* [Data]:
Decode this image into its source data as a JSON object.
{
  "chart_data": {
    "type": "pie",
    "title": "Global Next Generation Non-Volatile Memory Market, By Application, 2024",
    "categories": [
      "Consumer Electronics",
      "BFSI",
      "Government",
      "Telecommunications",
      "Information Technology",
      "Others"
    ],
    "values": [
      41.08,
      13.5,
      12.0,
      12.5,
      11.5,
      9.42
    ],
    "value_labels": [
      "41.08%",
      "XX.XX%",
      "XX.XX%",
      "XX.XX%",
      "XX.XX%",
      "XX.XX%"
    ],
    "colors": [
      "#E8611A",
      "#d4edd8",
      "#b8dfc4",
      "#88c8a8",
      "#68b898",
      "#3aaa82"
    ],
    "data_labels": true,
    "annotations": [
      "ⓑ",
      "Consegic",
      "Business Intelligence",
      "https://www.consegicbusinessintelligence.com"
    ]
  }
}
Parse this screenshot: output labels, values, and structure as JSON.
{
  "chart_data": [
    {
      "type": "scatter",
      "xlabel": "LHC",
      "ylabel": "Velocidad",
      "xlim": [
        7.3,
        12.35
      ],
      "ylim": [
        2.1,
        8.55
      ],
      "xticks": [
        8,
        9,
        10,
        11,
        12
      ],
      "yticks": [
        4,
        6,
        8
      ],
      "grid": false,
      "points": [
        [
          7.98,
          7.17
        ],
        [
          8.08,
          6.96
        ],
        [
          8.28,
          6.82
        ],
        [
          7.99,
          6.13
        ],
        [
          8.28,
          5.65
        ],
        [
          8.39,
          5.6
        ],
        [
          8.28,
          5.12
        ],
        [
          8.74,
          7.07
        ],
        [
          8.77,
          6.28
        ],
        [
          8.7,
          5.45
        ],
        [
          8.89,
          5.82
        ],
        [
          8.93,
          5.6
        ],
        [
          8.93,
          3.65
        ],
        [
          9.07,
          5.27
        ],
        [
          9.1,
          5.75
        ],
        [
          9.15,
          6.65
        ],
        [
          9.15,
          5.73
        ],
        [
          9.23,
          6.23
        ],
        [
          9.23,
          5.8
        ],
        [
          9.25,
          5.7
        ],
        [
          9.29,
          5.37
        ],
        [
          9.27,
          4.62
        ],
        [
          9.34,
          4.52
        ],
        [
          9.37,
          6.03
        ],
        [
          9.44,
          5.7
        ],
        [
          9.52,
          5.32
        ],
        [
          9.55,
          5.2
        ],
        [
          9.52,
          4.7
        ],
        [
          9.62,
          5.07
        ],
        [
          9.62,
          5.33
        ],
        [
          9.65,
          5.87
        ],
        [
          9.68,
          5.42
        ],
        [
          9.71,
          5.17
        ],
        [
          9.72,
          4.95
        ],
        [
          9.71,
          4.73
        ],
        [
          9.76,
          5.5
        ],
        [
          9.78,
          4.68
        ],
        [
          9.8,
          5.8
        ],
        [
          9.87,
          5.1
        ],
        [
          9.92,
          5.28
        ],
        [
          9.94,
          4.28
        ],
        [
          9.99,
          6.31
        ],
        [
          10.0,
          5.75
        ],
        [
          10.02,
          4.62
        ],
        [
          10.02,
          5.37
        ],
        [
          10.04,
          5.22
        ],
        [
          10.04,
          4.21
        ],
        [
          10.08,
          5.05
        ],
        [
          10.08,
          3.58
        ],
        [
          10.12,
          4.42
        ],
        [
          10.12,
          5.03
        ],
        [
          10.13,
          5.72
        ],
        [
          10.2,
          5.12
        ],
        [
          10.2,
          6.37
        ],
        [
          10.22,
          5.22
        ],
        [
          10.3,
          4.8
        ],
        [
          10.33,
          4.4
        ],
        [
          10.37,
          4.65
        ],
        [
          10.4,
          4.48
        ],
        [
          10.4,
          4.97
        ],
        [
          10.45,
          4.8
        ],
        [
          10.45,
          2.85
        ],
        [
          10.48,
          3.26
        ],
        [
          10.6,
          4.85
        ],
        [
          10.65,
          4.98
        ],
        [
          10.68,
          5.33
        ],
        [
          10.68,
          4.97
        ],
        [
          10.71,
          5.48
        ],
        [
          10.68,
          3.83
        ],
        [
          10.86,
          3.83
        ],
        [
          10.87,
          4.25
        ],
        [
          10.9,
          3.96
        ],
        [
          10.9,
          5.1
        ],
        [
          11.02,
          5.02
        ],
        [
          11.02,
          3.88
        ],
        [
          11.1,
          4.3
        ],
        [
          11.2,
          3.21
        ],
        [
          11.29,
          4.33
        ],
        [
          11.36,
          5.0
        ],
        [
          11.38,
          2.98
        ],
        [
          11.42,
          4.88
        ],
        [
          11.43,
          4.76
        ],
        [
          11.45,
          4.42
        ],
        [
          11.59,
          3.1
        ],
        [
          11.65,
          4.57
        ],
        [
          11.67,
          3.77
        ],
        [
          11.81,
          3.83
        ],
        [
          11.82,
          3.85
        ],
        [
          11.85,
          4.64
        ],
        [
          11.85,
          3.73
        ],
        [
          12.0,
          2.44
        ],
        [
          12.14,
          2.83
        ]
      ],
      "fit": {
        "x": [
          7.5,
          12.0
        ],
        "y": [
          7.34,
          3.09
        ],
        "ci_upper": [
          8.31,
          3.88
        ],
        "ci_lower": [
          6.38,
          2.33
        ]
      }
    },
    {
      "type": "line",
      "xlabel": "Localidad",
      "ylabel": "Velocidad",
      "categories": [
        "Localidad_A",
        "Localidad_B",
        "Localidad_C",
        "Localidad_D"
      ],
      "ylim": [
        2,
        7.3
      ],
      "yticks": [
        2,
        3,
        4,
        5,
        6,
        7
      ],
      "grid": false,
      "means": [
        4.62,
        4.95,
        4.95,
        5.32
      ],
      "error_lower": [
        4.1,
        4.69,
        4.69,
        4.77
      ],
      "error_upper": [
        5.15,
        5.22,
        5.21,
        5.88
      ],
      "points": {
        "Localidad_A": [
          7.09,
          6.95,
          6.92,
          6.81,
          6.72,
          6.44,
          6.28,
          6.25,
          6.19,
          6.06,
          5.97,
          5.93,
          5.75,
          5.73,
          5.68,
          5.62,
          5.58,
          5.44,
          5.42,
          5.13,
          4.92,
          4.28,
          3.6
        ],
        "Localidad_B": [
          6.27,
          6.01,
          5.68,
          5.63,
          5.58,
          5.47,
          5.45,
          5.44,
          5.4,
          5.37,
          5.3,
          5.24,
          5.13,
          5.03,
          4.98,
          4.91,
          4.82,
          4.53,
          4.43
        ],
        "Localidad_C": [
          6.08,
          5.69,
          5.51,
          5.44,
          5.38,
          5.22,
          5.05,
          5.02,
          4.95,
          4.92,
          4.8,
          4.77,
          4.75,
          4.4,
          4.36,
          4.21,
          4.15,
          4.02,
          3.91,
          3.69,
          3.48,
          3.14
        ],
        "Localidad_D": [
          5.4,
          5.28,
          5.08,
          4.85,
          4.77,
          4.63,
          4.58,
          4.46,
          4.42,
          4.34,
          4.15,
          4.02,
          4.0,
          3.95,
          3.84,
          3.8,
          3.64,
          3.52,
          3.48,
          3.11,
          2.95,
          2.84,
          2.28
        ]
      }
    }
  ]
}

* [Given problem]: Your task is to reproduce all of the records exactly.

* [Exercise solution]:
Decode this image into its source data as a JSON object.
{
  "chart_data": {
    "type": "pie",
    "title": "Global Next Generation Non-Volatile Memory Market, By Application, 2024",
    "categories": [
      "Consumer Electronics",
      "BFSI",
      "Government",
      "Telecommunications",
      "Information Technology",
      "Others"
    ],
    "values": [
      41.08,
      13.5,
      12.0,
      12.5,
      11.5,
      9.42
    ],
    "value_labels": [
      "41.08%",
      "XX.XX%",
      "XX.XX%",
      "XX.XX%",
      "XX.XX%",
      "XX.XX%"
    ],
    "colors": [
      "#E8611A",
      "#d4edd8",
      "#b8dfc4",
      "#88c8a8",
      "#68b898",
      "#3aaa82"
    ],
    "data_labels": true,
    "annotations": [
      "ⓑ",
      "Consegic",
      "Business Intelligence",
      "https://www.consegicbusinessintelligence.com"
    ]
  }
}
Parse this screenshot: output labels, values, and structure as JSON.
{
  "chart_data": [
    {
      "type": "scatter",
      "xlabel": "LHC",
      "ylabel": "Velocidad",
      "xlim": [
        7.3,
        12.35
      ],
      "ylim": [
        2.1,
        8.55
      ],
      "xticks": [
        8,
        9,
        10,
        11,
        12
      ],
      "yticks": [
        4,
        6,
        8
      ],
      "grid": false,
      "points": [
        [
          7.98,
          7.17
        ],
        [
          8.08,
          6.96
        ],
        [
          8.28,
          6.82
        ],
        [
          7.99,
          6.13
        ],
        [
          8.28,
          5.65
        ],
        [
          8.39,
          5.6
        ],
        [
          8.28,
          5.12
        ],
        [
          8.74,
          7.07
        ],
        [
          8.77,
          6.28
        ],
        [
          8.7,
          5.45
        ],
        [
          8.89,
          5.82
        ],
        [
          8.93,
          5.6
        ],
        [
          8.93,
          3.65
        ],
        [
          9.07,
          5.27
        ],
        [
          9.1,
          5.75
        ],
        [
          9.15,
          6.65
        ],
        [
          9.15,
          5.73
        ],
        [
          9.23,
          6.23
        ],
        [
          9.23,
          5.8
        ],
        [
          9.25,
          5.7
        ],
        [
          9.29,
          5.37
        ],
        [
          9.27,
          4.62
        ],
        [
          9.34,
          4.52
        ],
        [
          9.37,
          6.03
        ],
        [
          9.44,
          5.7
        ],
        [
          9.52,
          5.32
        ],
        [
          9.55,
          5.2
        ],
        [
          9.52,
          4.7
        ],
        [
          9.62,
          5.07
        ],
        [
          9.62,
          5.33
        ],
        [
          9.65,
          5.87
        ],
        [
          9.68,
          5.42
        ],
        [
          9.71,
          5.17
        ],
        [
          9.72,
          4.95
        ],
        [
          9.71,
          4.73
        ],
        [
          9.76,
          5.5
        ],
        [
          9.78,
          4.68
        ],
        [
          9.8,
          5.8
        ],
        [
          9.87,
          5.1
        ],
        [
          9.92,
          5.28
        ],
        [
          9.94,
          4.28
        ],
        [
          9.99,
          6.31
        ],
        [
          10.0,
          5.75
        ],
        [
          10.02,
          4.62
        ],
        [
          10.02,
          5.37
        ],
        [
          10.04,
          5.22
        ],
        [
          10.04,
          4.21
        ],
        [
          10.08,
          5.05
        ],
        [
          10.08,
          3.58
        ],
        [
          10.12,
          4.42
        ],
        [
          10.12,
          5.03
        ],
        [
          10.13,
          5.72
        ],
        [
          10.2,
          5.12
        ],
        [
          10.2,
          6.37
        ],
        [
          10.22,
          5.22
        ],
        [
          10.3,
          4.8
        ],
        [
          10.33,
          4.4
        ],
        [
          10.37,
          4.65
        ],
        [
          10.4,
          4.48
        ],
        [
          10.4,
          4.97
        ],
        [
          10.45,
          4.8
        ],
        [
          10.45,
          2.85
        ],
        [
          10.48,
          3.26
        ],
        [
          10.6,
          4.85
        ],
        [
          10.65,
          4.98
        ],
        [
          10.68,
          5.33
        ],
        [
          10.68,
          4.97
        ],
        [
          10.71,
          5.48
        ],
        [
          10.68,
          3.83
        ],
        [
          10.86,
          3.83
        ],
        [
          10.87,
          4.25
        ],
        [
          10.9,
          3.96
        ],
        [
          10.9,
          5.1
        ],
        [
          11.02,
          5.02
        ],
        [
          11.02,
          3.88
        ],
        [
          11.1,
          4.3
        ],
        [
          11.2,
          3.21
        ],
        [
          11.29,
          4.33
        ],
        [
          11.36,
          5.0
        ],
        [
          11.38,
          2.98
        ],
        [
          11.42,
          4.88
        ],
        [
          11.43,
          4.76
        ],
        [
          11.45,
          4.42
        ],
        [
          11.59,
          3.1
        ],
        [
          11.65,
          4.57
        ],
        [
          11.67,
          3.77
        ],
        [
          11.81,
          3.83
        ],
        [
          11.82,
          3.85
        ],
        [
          11.85,
          4.64
        ],
        [
          11.85,
          3.73
        ],
        [
          12.0,
          2.44
        ],
        [
          12.14,
          2.83
        ]
      ],
      "fit": {
        "x": [
          7.5,
          12.0
        ],
        "y": [
          7.34,
          3.09
        ],
        "ci_upper": [
          8.31,
          3.88
        ],
        "ci_lower": [
          6.38,
          2.33
        ]
      }
    },
    {
      "type": "line",
      "xlabel": "Localidad",
      "ylabel": "Velocidad",
      "categories": [
        "Localidad_A",
        "Localidad_B",
        "Localidad_C",
        "Localidad_D"
      ],
      "ylim": [
        2,
        7.3
      ],
      "yticks": [
        2,
        3,
        4,
        5,
        6,
        7
      ],
      "grid": false,
      "means": [
        4.62,
        4.95,
        4.95,
        5.32
      ],
      "error_lower": [
        4.1,
        4.69,
        4.69,
        4.77
      ],
      "error_upper": [
        5.15,
        5.22,
        5.21,
        5.88
      ],
      "points": {
        "Localidad_A": [
          7.09,
          6.95,
          6.92,
          6.81,
          6.72,
          6.44,
          6.28,
          6.25,
          6.19,
          6.06,
          5.97,
          5.93,
          5.75,
          5.73,
          5.68,
          5.62,
          5.58,
          5.44,
          5.42,
          5.13,
          4.92,
          4.28,
          3.6
        ],
        "Localidad_B": [
          6.27,
          6.01,
          5.68,
          5.63,
          5.58,
          5.47,
          5.45,
          5.44,
          5.4,
          5.37,
          5.3,
          5.24,
          5.13,
          5.03,
          4.98,
          4.91,
          4.82,
          4.53,
          4.43
        ],
        "Localidad_C": [
          6.08,
          5.69,
          5.51,
          5.44,
          5.38,
          5.22,
          5.05,
          5.02,
          4.95,
          4.92,
          4.8,
          4.77,
          4.75,
          4.4,
          4.36,
          4.21,
          4.15,
          4.02,
          3.91,
          3.69,
          3.48,
          3.14
        ],
        "Localidad_D": [
          5.4,
          5.28,
          5.08,
          4.85,
          4.77,
          4.63,
          4.58,
          4.46,
          4.42,
          4.34,
          4.15,
          4.02,
          4.0,
          3.95,
          3.84,
          3.8,
          3.64,
          3.52,
          3.48,
          3.11,
          2.95,
          2.84,
          2.28
        ]
      }
    }
  ]
}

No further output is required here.